(Figure record extracts)
◇ ◇ ◇
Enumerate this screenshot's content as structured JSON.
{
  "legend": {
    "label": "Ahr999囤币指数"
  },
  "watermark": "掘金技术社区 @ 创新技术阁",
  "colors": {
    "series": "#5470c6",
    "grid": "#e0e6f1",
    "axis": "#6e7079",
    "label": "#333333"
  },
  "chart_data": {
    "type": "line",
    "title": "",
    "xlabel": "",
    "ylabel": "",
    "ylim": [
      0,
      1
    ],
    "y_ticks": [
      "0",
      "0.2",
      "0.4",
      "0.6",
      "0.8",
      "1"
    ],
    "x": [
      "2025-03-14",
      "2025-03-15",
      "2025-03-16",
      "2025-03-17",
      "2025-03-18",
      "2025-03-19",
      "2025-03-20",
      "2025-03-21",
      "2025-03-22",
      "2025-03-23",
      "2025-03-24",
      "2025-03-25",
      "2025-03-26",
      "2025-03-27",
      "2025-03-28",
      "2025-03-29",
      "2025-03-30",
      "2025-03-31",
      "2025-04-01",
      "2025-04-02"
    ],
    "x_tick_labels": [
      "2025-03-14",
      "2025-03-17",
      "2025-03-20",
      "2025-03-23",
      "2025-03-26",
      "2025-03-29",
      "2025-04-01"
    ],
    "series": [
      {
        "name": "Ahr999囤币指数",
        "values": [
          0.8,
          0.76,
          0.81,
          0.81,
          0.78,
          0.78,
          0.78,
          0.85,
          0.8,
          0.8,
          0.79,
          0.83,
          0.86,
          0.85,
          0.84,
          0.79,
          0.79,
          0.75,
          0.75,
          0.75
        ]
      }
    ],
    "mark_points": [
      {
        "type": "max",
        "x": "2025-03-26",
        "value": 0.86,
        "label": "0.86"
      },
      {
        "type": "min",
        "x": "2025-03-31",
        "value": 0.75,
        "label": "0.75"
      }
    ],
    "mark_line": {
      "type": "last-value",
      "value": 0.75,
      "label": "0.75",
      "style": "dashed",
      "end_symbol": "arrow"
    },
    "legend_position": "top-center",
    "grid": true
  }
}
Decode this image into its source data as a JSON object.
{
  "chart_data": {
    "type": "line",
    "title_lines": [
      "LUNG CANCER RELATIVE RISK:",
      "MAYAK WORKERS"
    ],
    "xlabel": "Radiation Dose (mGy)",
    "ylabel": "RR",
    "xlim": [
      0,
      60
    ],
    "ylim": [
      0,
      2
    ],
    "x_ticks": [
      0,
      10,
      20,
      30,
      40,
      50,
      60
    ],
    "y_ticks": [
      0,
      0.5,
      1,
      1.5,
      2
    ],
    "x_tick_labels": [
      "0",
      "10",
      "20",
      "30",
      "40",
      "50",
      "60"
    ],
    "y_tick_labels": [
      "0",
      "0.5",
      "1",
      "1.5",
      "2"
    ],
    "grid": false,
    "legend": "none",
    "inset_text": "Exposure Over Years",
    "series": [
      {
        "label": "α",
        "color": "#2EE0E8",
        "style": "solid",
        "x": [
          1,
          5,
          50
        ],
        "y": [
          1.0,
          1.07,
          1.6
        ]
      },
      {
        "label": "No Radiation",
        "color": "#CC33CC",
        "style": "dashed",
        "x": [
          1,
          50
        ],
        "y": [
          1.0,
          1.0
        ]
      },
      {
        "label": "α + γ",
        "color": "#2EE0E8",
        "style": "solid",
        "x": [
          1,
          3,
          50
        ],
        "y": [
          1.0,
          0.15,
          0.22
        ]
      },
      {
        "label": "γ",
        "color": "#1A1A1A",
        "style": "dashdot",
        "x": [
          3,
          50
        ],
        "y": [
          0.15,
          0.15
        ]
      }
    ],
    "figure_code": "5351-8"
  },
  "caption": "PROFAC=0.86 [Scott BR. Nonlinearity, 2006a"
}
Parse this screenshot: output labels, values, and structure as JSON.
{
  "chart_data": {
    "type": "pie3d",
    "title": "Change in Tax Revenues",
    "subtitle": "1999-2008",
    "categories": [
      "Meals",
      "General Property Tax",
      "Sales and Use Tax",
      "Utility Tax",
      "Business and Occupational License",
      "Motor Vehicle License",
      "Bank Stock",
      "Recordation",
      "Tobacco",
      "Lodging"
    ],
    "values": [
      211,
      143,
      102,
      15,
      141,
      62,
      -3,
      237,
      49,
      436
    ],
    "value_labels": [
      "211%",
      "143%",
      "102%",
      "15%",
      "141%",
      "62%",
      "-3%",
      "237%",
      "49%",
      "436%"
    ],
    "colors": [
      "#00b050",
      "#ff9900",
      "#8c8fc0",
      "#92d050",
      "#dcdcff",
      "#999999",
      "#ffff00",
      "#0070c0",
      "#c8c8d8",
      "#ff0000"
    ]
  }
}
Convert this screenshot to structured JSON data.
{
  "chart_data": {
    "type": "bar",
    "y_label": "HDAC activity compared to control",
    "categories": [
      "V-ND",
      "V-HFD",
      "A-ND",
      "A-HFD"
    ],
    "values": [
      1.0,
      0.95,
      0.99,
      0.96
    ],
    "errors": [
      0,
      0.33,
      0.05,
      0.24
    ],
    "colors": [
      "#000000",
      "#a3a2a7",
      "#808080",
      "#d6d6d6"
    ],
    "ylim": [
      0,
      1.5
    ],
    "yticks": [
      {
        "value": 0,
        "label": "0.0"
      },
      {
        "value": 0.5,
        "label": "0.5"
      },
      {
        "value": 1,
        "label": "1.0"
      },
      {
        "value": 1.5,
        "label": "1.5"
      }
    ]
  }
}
◇ ◇ ◇
_Your goal_: Return all of the entries exactly as they were supplied.

_Response_:
Enumerate this screenshot's content as structured JSON.
{
  "legend": {
    "label": "Ahr999囤币指数"
  },
  "watermark": "掘金技术社区 @ 创新技术阁",
  "colors": {
    "series": "#5470c6",
    "grid": "#e0e6f1",
    "axis": "#6e7079",
    "label": "#333333"
  },
  "chart_data": {
    "type": "line",
    "title": "",
    "xlabel": "",
    "ylabel": "",
    "ylim": [
      0,
      1
    ],
    "y_ticks": [
      "0",
      "0.2",
      "0.4",
      "0.6",
      "0.8",
      "1"
    ],
    "x": [
      "2025-03-14",
      "2025-03-15",
      "2025-03-16",
      "2025-03-17",
      "2025-03-18",
      "2025-03-19",
      "2025-03-20",
      "2025-03-21",
      "2025-03-22",
      "2025-03-23",
      "2025-03-24",
      "2025-03-25",
      "2025-03-26",
      "2025-03-27",
      "2025-03-28",
      "2025-03-29",
      "2025-03-30",
      "2025-03-31",
      "2025-04-01",
      "2025-04-02"
    ],
    "x_tick_labels": [
      "2025-03-14",
      "2025-03-17",
      "2025-03-20",
      "2025-03-23",
      "2025-03-26",
      "2025-03-29",
      "2025-04-01"
    ],
    "series": [
      {
        "name": "Ahr999囤币指数",
        "values": [
          0.8,
          0.76,
          0.81,
          0.81,
          0.78,
          0.78,
          0.78,
          0.85,
          0.8,
          0.8,
          0.79,
          0.83,
          0.86,
          0.85,
          0.84,
          0.79,
          0.79,
          0.75,
          0.75,
          0.75
        ]
      }
    ],
    "mark_points": [
      {
        "type": "max",
        "x": "2025-03-26",
        "value": 0.86,
        "label": "0.86"
      },
      {
        "type": "min",
        "x": "2025-03-31",
        "value": 0.75,
        "label": "0.75"
      }
    ],
    "mark_line": {
      "type": "last-value",
      "value": 0.75,
      "label": "0.75",
      "style": "dashed",
      "end_symbol": "arrow"
    },
    "legend_position": "top-center",
    "grid": true
  }
}
Decode this image into its source data as a JSON object.
{
  "chart_data": {
    "type": "line",
    "title_lines": [
      "LUNG CANCER RELATIVE RISK:",
      "MAYAK WORKERS"
    ],
    "xlabel": "Radiation Dose (mGy)",
    "ylabel": "RR",
    "xlim": [
      0,
      60
    ],
    "ylim": [
      0,
      2
    ],
    "x_ticks": [
      0,
      10,
      20,
      30,
      40,
      50,
      60
    ],
    "y_ticks": [
      0,
      0.5,
      1,
      1.5,
      2
    ],
    "x_tick_labels": [
      "0",
      "10",
      "20",
      "30",
      "40",
      "50",
      "60"
    ],
    "y_tick_labels": [
      "0",
      "0.5",
      "1",
      "1.5",
      "2"
    ],
    "grid": false,
    "legend": "none",
    "inset_text": "Exposure Over Years",
    "series": [
      {
        "label": "α",
        "color": "#2EE0E8",
        "style": "solid",
        "x": [
          1,
          5,
          50
        ],
        "y": [
          1.0,
          1.07,
          1.6
        ]
      },
      {
        "label": "No Radiation",
        "color": "#CC33CC",
        "style": "dashed",
        "x": [
          1,
          50
        ],
        "y": [
          1.0,
          1.0
        ]
      },
      {
        "label": "α + γ",
        "color": "#2EE0E8",
        "style": "solid",
        "x": [
          1,
          3,
          50
        ],
        "y": [
          1.0,
          0.15,
          0.22
        ]
      },
      {
        "label": "γ",
        "color": "#1A1A1A",
        "style": "dashdot",
        "x": [
          3,
          50
        ],
        "y": [
          0.15,
          0.15
        ]
      }
    ],
    "figure_code": "5351-8"
  },
  "caption": "PROFAC=0.86 [Scott BR. Nonlinearity, 2006a"
}
Parse this screenshot: output labels, values, and structure as JSON.
{
  "chart_data": {
    "type": "pie3d",
    "title": "Change in Tax Revenues",
    "subtitle": "1999-2008",
    "categories": [
      "Meals",
      "General Property Tax",
      "Sales and Use Tax",
      "Utility Tax",
      "Business and Occupational License",
      "Motor Vehicle License",
      "Bank Stock",
      "Recordation",
      "Tobacco",
      "Lodging"
    ],
    "values": [
      211,
      143,
      102,
      15,
      141,
      62,
      -3,
      237,
      49,
      436
    ],
    "value_labels": [
      "211%",
      "143%",
      "102%",
      "15%",
      "141%",
      "62%",
      "-3%",
      "237%",
      "49%",
      "436%"
    ],
    "colors": [
      "#00b050",
      "#ff9900",
      "#8c8fc0",
      "#92d050",
      "#dcdcff",
      "#999999",
      "#ffff00",
      "#0070c0",
      "#c8c8d8",
      "#ff0000"
    ]
  }
}
Convert this screenshot to structured JSON data.
{
  "chart_data": {
    "type": "bar",
    "y_label": "HDAC activity compared to control",
    "categories": [
      "V-ND",
      "V-HFD",
      "A-ND",
      "A-HFD"
    ],
    "values": [
      1.0,
      0.95,
      0.99,
      0.96
    ],
    "errors": [
      0,
      0.33,
      0.05,
      0.24
    ],
    "colors": [
      "#000000",
      "#a3a2a7",
      "#808080",
      "#d6d6d6"
    ],
    "ylim": [
      0,
      1.5
    ],
    "yticks": [
      {
        "value": 0,
        "label": "0.0"
      },
      {
        "value": 0.5,
        "label": "0.5"
      },
      {
        "value": 1,
        "label": "1.0"
      },
      {
        "value": 1.5,
        "label": "1.5"
      }
    ]
  }
}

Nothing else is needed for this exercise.